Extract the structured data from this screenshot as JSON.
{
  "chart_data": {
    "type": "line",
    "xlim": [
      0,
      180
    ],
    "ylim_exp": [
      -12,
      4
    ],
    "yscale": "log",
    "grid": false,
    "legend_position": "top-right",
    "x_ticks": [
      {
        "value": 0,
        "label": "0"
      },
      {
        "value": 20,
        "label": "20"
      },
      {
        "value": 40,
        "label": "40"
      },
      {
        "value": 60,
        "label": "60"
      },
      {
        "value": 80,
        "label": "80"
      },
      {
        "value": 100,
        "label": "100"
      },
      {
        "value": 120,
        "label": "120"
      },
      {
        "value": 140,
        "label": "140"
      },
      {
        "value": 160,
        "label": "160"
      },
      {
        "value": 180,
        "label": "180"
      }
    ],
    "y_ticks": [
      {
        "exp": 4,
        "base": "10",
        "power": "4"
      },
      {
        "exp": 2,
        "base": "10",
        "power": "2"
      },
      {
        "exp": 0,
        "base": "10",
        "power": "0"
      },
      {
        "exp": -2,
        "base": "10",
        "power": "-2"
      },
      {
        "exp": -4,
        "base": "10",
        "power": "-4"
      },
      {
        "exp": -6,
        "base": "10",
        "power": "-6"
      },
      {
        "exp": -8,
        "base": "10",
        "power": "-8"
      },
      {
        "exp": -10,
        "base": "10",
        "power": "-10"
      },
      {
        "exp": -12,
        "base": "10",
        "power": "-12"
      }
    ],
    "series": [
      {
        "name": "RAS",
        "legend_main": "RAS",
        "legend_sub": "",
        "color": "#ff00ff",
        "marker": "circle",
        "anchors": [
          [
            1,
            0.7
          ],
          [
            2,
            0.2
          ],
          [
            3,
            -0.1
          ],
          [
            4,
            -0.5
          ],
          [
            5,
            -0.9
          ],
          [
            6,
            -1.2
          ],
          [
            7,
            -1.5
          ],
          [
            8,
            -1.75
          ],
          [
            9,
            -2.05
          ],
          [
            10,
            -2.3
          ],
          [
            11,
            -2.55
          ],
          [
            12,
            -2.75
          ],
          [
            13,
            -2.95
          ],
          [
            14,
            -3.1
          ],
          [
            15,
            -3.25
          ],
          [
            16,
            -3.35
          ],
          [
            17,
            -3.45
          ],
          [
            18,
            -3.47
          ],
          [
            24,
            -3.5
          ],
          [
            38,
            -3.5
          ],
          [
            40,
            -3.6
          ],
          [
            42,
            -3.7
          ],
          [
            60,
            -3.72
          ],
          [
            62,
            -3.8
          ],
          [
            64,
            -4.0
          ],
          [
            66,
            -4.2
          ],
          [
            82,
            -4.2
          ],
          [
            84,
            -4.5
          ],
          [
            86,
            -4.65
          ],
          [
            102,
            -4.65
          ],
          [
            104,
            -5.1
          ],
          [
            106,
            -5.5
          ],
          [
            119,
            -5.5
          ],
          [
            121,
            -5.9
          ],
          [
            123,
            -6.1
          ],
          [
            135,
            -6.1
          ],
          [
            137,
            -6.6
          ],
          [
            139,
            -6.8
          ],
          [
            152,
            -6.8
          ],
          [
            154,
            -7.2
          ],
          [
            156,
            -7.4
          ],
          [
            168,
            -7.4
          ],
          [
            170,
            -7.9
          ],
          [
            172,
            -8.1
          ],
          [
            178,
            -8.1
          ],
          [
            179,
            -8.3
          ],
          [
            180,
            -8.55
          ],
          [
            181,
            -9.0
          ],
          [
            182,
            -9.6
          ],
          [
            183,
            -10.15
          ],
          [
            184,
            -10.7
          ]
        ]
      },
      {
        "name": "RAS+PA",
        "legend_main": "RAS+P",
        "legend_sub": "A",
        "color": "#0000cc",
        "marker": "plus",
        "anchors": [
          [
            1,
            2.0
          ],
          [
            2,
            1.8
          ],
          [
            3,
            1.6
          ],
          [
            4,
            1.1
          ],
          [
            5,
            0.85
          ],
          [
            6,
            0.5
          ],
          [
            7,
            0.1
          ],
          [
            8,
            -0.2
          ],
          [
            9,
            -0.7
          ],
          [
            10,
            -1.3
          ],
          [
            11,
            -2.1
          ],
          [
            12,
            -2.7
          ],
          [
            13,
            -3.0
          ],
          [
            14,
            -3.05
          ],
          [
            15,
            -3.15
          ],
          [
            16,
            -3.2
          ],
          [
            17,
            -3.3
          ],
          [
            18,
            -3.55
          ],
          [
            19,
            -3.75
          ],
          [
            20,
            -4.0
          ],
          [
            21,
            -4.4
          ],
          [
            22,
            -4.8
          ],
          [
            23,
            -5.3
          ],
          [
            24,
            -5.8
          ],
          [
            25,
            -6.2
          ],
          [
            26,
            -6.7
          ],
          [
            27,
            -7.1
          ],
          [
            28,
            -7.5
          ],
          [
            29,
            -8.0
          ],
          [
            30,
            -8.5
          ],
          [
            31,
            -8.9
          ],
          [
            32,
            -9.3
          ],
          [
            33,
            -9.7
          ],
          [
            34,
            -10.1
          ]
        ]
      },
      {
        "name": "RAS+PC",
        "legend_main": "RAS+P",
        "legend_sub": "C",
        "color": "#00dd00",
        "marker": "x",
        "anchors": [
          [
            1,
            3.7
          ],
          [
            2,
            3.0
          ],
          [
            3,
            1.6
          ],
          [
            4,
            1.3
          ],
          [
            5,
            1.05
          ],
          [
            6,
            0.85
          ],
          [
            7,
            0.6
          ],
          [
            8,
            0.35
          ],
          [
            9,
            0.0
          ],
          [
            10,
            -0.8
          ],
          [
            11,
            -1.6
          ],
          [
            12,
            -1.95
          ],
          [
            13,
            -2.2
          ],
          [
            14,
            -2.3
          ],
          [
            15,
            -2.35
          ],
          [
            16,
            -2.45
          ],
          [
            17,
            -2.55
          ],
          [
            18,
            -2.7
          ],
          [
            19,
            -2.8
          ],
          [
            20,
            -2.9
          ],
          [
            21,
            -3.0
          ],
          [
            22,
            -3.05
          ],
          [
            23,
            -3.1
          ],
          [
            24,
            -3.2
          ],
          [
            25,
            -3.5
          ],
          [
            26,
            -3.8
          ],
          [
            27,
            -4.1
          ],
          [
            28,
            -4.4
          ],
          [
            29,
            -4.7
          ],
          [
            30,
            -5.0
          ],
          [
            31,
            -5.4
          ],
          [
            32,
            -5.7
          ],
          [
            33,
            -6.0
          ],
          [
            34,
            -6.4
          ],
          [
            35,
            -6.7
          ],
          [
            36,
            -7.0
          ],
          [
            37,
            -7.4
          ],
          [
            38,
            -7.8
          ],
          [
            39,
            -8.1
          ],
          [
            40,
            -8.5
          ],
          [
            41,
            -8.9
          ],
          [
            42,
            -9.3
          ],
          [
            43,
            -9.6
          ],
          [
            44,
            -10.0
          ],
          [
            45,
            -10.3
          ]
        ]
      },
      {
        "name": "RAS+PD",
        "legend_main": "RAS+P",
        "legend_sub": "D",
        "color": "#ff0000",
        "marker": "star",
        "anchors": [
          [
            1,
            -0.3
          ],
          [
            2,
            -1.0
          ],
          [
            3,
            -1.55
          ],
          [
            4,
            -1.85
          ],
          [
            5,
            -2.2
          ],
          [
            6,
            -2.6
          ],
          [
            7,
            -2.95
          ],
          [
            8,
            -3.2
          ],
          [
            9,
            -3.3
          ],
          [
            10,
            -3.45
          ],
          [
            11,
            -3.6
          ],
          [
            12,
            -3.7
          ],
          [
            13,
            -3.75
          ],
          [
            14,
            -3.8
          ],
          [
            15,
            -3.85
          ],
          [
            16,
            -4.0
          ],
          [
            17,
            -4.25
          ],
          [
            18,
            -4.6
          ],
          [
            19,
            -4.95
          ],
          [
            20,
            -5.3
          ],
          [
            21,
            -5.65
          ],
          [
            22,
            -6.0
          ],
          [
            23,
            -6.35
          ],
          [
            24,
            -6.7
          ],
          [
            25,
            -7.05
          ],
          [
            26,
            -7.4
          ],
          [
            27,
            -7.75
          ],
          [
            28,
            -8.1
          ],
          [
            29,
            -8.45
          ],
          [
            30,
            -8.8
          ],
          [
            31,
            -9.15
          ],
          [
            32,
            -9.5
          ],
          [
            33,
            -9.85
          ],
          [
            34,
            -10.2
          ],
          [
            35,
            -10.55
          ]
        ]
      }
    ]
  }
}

==*==

**WHAT TO PRODUCE**
Look over the records above and copy each line that includes the string "name".

**EXERCISE RESULT**
        "name": "RAS",
        "name": "RAS+PA",
        "name": "RAS+PC",
        "name": "RAS+PD",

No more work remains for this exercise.